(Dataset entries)
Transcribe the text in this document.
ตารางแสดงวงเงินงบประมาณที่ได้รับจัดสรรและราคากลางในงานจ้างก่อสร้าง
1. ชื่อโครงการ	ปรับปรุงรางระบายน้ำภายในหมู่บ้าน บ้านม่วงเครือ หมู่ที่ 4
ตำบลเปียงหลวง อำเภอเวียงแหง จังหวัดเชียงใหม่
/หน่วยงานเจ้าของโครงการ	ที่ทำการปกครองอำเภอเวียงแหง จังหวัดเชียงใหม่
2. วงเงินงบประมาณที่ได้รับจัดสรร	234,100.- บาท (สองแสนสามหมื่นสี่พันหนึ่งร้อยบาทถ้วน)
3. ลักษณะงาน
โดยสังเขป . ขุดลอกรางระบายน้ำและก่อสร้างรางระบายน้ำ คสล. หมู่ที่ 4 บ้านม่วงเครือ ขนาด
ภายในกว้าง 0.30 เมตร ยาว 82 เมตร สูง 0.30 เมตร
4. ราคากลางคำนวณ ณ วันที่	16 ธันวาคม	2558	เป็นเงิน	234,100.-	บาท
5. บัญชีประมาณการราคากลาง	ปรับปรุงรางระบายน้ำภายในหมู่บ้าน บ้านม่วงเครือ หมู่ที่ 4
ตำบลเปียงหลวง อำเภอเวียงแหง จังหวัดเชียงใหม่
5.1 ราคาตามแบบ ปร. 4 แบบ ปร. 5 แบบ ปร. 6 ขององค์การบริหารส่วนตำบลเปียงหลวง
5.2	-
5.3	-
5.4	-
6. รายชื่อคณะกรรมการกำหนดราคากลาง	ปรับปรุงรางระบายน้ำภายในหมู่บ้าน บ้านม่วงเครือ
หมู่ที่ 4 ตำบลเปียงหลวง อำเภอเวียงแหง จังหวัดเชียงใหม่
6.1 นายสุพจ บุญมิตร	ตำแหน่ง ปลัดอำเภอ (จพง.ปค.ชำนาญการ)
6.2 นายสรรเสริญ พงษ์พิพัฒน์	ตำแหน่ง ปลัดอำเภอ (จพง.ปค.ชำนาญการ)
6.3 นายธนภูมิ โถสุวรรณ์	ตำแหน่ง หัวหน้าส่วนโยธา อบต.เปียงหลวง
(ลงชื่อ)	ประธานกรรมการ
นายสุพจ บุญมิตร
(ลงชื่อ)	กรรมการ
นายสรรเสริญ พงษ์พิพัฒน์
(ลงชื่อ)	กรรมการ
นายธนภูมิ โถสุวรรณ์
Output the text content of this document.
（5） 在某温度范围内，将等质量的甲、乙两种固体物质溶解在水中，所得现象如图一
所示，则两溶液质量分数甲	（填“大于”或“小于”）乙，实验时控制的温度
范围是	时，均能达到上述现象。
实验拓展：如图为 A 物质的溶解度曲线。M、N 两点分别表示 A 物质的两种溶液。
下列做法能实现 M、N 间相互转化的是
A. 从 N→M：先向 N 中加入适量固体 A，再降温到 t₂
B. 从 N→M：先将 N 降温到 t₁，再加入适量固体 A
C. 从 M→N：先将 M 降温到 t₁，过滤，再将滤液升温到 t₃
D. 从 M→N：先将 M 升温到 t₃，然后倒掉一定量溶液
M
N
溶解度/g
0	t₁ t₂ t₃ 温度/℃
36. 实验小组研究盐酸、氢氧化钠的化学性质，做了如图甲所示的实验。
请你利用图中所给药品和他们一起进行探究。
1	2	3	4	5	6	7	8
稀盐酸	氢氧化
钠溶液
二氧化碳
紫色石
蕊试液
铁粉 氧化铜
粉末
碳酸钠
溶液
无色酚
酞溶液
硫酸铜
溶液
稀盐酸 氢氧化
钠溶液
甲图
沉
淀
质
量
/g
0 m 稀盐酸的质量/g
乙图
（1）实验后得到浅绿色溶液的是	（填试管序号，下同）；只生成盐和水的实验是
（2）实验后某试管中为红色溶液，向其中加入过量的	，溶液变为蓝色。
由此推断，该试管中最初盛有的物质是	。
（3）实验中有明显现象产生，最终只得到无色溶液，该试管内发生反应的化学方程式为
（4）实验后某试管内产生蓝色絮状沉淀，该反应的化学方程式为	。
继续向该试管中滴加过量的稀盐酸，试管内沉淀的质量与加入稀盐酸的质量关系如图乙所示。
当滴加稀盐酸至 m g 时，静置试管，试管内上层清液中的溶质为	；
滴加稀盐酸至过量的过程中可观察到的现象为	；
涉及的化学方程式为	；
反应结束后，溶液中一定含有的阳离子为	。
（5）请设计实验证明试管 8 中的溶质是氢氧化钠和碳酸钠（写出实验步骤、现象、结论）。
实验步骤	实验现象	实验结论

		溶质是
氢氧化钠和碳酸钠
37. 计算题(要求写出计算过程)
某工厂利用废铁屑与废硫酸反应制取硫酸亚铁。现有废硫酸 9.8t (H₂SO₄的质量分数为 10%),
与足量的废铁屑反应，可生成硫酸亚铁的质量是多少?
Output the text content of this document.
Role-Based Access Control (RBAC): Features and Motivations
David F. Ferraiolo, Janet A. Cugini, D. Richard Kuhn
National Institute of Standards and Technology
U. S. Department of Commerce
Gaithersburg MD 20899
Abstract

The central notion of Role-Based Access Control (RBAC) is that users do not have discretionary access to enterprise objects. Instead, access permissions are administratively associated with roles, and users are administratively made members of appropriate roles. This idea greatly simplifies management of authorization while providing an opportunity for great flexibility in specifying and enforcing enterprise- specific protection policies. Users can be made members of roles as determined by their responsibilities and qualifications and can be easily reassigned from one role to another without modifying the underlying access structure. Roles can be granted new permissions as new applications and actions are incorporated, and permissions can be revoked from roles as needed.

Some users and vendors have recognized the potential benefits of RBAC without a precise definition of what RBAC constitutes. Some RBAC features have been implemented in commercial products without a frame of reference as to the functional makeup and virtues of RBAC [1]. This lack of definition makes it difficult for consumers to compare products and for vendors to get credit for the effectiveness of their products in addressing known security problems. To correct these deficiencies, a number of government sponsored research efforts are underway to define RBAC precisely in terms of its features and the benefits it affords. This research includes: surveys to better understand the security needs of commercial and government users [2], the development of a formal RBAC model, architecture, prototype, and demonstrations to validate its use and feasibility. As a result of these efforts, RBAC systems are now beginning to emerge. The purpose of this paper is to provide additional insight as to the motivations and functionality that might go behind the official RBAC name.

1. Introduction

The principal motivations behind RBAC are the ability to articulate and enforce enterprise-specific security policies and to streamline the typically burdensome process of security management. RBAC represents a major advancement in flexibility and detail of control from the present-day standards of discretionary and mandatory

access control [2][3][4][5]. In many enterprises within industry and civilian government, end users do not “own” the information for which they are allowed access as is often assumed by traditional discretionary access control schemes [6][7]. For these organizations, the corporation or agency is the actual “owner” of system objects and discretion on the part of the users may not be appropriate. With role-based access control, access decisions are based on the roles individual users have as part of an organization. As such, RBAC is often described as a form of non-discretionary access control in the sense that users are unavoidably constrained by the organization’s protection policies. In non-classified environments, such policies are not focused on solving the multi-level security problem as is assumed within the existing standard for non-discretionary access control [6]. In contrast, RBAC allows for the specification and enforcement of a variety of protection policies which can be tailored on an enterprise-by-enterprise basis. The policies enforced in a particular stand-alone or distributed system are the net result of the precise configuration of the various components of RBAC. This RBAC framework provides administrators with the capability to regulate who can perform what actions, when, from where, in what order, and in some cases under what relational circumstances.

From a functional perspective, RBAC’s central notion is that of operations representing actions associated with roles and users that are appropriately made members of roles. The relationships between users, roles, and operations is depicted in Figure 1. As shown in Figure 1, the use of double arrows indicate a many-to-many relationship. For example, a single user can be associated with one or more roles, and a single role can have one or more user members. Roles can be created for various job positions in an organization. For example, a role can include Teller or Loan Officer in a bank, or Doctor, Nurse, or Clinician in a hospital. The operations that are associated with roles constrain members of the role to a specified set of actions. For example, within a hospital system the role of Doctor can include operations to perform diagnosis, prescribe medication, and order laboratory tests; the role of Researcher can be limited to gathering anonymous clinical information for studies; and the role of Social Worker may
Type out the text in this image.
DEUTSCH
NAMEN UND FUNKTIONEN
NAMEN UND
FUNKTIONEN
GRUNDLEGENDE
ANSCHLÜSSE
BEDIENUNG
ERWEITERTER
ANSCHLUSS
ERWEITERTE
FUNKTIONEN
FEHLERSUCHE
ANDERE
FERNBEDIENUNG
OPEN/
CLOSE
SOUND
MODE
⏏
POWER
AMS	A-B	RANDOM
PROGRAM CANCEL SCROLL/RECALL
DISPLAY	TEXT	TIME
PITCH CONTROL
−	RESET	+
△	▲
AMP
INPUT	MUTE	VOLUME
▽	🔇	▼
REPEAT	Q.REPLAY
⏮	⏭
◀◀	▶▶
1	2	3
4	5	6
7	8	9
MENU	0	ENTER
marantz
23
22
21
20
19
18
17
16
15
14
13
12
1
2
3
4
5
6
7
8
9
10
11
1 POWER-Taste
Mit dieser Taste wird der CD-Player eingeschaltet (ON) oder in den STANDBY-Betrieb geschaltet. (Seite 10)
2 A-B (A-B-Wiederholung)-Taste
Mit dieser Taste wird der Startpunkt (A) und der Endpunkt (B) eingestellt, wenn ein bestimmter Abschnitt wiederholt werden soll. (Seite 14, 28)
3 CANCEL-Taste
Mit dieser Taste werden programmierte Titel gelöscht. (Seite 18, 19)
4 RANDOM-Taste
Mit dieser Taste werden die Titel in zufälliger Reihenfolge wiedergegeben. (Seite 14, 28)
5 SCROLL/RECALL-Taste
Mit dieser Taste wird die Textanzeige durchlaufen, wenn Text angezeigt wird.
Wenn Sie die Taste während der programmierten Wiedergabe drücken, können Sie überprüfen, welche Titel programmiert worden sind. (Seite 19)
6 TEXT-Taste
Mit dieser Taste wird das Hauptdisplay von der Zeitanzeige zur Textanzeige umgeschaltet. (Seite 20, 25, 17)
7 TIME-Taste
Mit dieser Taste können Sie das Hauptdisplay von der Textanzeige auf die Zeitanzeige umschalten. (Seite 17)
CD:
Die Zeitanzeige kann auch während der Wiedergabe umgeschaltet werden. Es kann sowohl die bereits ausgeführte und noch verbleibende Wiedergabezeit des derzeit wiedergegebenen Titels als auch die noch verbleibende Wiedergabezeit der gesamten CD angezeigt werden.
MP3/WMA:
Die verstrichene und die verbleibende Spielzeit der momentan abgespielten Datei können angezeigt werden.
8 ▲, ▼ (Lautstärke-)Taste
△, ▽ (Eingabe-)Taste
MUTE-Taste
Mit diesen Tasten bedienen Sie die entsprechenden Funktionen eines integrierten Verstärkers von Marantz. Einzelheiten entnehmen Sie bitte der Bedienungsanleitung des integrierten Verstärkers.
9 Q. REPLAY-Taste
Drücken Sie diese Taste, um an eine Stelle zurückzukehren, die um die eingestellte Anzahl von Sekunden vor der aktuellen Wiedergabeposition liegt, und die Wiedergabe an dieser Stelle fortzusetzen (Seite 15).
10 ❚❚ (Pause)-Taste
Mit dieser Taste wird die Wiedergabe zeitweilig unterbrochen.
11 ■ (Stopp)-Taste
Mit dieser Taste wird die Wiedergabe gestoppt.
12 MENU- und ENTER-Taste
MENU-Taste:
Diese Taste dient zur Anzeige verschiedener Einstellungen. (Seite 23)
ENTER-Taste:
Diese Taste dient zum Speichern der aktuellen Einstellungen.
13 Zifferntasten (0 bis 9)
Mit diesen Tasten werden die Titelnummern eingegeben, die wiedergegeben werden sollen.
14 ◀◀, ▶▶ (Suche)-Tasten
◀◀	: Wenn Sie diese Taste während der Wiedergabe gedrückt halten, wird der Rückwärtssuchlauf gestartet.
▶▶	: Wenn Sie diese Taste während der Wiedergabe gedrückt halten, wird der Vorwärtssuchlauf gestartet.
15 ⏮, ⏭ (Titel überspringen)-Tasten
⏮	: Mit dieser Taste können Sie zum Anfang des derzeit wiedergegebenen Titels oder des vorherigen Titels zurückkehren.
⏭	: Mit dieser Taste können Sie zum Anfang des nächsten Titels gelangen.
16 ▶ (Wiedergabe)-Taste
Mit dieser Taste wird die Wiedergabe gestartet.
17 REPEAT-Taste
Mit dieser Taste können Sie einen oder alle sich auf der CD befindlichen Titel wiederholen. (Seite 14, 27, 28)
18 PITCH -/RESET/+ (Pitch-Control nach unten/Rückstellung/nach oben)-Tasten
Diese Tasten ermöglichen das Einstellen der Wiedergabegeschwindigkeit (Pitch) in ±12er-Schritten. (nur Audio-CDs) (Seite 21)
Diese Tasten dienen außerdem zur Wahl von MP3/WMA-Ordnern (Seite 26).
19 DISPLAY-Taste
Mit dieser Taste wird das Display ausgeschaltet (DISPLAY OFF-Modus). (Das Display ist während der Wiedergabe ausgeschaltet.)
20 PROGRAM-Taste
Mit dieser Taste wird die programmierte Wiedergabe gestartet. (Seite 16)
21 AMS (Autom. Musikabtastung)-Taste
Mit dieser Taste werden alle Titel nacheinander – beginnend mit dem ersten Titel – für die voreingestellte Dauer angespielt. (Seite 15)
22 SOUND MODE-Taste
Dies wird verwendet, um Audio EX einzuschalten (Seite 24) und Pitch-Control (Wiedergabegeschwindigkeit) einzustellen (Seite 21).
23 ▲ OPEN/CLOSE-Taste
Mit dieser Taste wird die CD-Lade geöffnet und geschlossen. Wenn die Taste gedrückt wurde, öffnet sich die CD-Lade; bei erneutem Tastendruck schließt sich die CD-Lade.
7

▸ **Directive**
From the data above, copy each line that holds "SCROLL".

▸ **Exercise solution**
PROGRAM CANCEL SCROLL/RECALL
5 SCROLL/RECALL-Taste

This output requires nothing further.